───── Record set

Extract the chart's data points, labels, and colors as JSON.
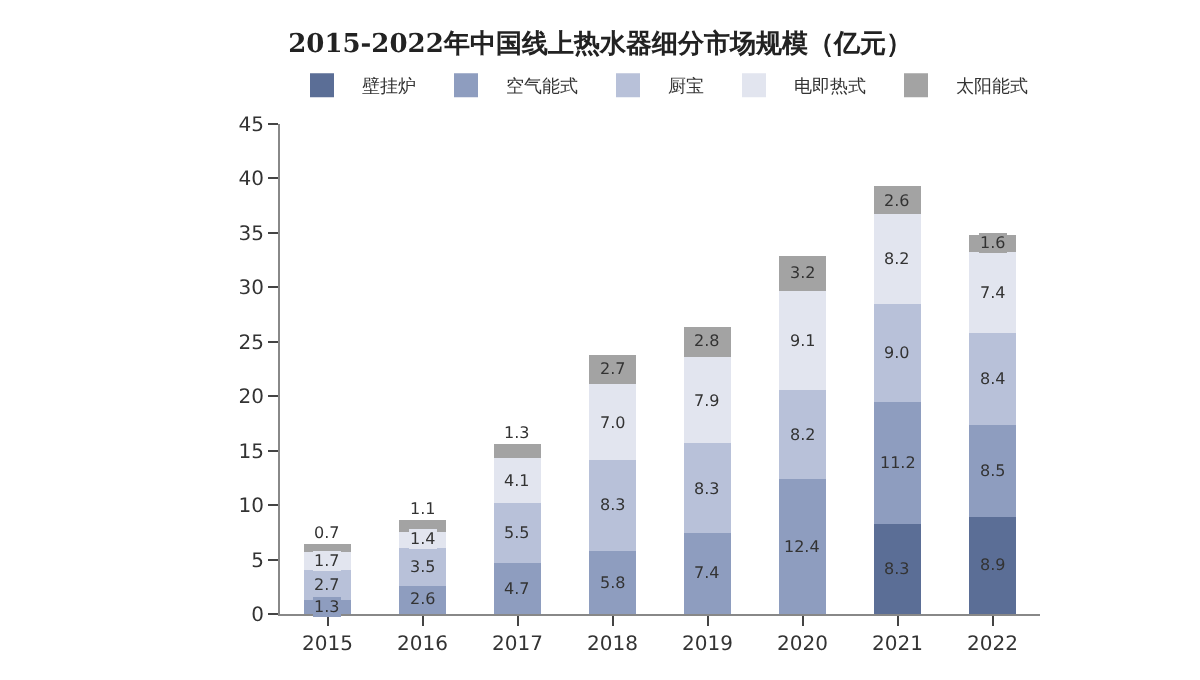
{
  "chart_data": {
    "type": "bar",
    "stacked": true,
    "title": "2015-2022年中国线上热水器细分市场规模（亿元）",
    "categories": [
      "2015",
      "2016",
      "2017",
      "2018",
      "2019",
      "2020",
      "2021",
      "2022"
    ],
    "series": [
      {
        "name": "壁挂炉",
        "color": "#5b6e96",
        "values": [
          null,
          null,
          null,
          null,
          null,
          null,
          8.3,
          8.9
        ],
        "value_labels": [
          null,
          null,
          null,
          null,
          null,
          null,
          "8.3",
          "8.9"
        ]
      },
      {
        "name": "空气能式",
        "color": "#8e9dbf",
        "values": [
          1.3,
          2.6,
          4.7,
          5.8,
          7.4,
          12.4,
          11.2,
          8.5
        ],
        "value_labels": [
          "1.3",
          "2.6",
          "4.7",
          "5.8",
          "7.4",
          "12.4",
          "11.2",
          "8.5"
        ]
      },
      {
        "name": "厨宝",
        "color": "#b8c1d9",
        "values": [
          2.7,
          3.5,
          5.5,
          8.3,
          8.3,
          8.2,
          9.0,
          8.4
        ],
        "value_labels": [
          "2.7",
          "3.5",
          "5.5",
          "8.3",
          "8.3",
          "8.2",
          "9.0",
          "8.4"
        ]
      },
      {
        "name": "电即热式",
        "color": "#e2e5ef",
        "values": [
          1.7,
          1.4,
          4.1,
          7.0,
          7.9,
          9.1,
          8.2,
          7.4
        ],
        "value_labels": [
          "1.7",
          "1.4",
          "4.1",
          "7.0",
          "7.9",
          "9.1",
          "8.2",
          "7.4"
        ]
      },
      {
        "name": "太阳能式",
        "color": "#a3a3a3",
        "values": [
          0.7,
          1.1,
          1.3,
          2.7,
          2.8,
          3.2,
          2.6,
          1.6
        ],
        "value_labels": [
          "0.7",
          "1.1",
          "1.3",
          "2.7",
          "2.8",
          "3.2",
          "2.6",
          "1.6"
        ]
      }
    ],
    "ylim": [
      0,
      45
    ],
    "yticks": [
      0,
      5,
      10,
      15,
      20,
      25,
      30,
      35,
      40,
      45
    ],
    "grid": false,
    "legend": "top"
  }
}
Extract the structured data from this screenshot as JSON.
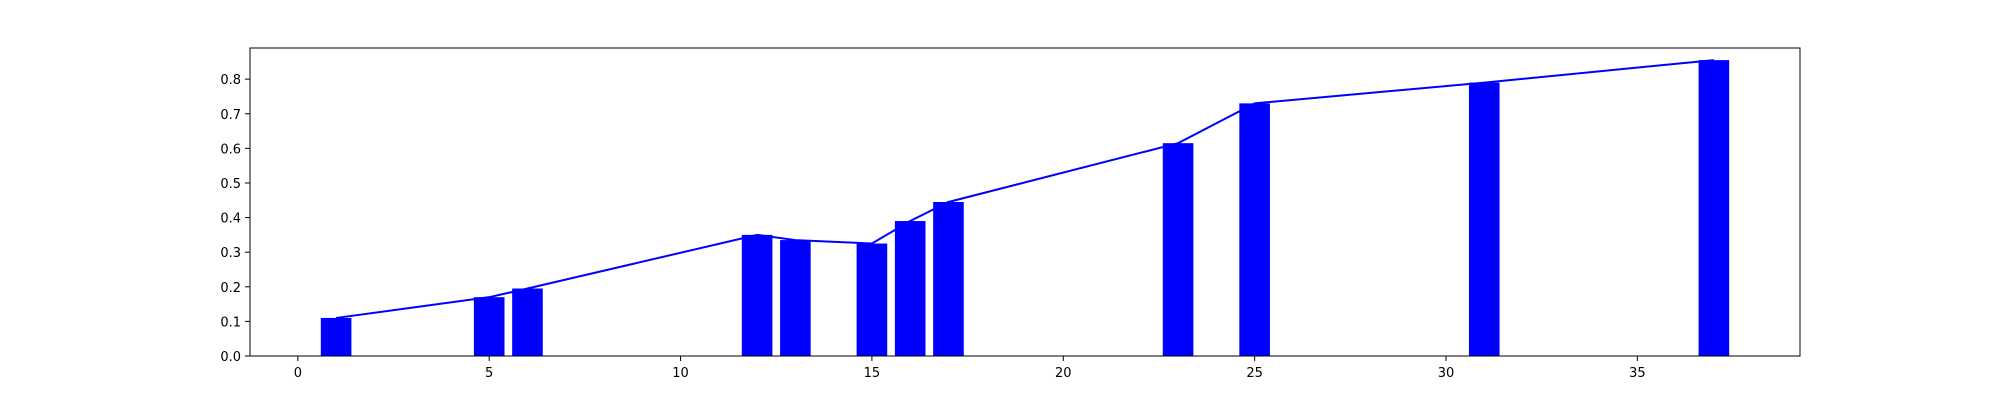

──────────

#### [Do this]
Pick out and copy the lines of the material that include the word "Extract".

#### [In response]
Extract the chart's data points, labels, and colors as JSON.
Extract the structured data from this screenshot as JSON.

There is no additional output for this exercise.